== Dataset records ==
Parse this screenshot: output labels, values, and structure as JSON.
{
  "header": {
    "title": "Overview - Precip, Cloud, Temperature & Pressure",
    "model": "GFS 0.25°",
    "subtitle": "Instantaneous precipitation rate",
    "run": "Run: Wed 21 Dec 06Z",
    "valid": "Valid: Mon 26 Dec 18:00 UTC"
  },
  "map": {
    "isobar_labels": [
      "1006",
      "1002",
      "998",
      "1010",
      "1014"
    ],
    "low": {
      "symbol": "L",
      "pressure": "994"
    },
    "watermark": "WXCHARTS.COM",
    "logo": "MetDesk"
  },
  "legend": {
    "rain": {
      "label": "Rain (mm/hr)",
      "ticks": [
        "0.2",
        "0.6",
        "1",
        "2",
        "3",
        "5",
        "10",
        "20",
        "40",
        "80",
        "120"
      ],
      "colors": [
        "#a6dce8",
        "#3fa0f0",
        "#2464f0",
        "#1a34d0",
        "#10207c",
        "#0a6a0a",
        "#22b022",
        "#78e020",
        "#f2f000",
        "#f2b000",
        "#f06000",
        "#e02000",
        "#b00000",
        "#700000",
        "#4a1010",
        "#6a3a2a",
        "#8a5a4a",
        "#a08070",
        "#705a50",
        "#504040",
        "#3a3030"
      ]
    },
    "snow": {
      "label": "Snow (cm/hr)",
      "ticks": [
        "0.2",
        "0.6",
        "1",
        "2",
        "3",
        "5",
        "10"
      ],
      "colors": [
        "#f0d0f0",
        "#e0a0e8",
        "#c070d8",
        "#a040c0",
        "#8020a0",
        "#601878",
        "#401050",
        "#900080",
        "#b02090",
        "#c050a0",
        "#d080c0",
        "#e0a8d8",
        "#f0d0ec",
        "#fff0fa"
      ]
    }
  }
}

==

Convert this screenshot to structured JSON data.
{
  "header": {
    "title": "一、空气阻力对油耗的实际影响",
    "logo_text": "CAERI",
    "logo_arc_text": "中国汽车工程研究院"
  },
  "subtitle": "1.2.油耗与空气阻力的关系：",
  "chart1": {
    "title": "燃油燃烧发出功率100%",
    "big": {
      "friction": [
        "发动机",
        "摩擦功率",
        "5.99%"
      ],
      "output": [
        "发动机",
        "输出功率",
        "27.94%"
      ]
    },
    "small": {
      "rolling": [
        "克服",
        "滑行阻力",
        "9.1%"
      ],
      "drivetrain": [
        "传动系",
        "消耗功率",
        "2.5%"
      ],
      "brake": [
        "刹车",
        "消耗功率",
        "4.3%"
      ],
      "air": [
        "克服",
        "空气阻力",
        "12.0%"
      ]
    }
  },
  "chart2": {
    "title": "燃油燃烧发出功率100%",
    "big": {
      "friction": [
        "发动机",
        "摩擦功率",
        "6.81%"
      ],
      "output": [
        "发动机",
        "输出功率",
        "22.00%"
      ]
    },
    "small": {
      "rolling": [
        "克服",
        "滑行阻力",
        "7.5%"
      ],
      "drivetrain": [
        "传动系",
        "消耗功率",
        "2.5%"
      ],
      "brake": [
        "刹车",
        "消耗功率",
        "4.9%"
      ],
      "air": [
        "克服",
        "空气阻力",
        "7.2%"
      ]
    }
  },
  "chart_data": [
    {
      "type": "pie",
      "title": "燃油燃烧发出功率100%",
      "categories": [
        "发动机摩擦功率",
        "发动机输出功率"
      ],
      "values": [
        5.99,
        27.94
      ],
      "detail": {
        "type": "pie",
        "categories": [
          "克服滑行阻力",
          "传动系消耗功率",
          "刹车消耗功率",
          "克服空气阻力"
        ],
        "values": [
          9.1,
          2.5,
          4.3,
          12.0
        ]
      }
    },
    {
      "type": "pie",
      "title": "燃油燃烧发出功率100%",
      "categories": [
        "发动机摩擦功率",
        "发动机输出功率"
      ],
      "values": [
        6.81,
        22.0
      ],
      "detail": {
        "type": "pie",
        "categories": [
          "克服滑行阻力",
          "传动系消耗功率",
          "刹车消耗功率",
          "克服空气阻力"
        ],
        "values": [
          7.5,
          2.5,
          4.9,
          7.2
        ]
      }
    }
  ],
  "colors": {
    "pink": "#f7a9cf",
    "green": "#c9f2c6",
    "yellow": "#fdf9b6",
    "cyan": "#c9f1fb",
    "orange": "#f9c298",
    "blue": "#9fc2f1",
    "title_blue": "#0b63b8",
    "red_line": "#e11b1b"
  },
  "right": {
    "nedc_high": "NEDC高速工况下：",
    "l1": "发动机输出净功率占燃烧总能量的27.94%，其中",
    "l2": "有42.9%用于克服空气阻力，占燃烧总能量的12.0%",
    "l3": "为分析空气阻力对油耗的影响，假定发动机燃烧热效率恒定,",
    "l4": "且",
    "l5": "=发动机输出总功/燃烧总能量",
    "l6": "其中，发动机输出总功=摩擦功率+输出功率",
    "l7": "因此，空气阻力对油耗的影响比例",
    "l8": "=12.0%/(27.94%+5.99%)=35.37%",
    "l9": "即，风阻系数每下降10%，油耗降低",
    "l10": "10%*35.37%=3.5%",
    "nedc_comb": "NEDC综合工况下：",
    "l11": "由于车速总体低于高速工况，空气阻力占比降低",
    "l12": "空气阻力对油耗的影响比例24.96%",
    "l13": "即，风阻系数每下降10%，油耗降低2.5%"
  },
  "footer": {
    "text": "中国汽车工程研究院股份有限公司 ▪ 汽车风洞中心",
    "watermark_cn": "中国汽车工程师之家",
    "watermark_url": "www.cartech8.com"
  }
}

== What this task involves ==
Count how many lines of the material hold the string "发动机输出总功". Give the number and nothing more.

== Response to this exercise ==
2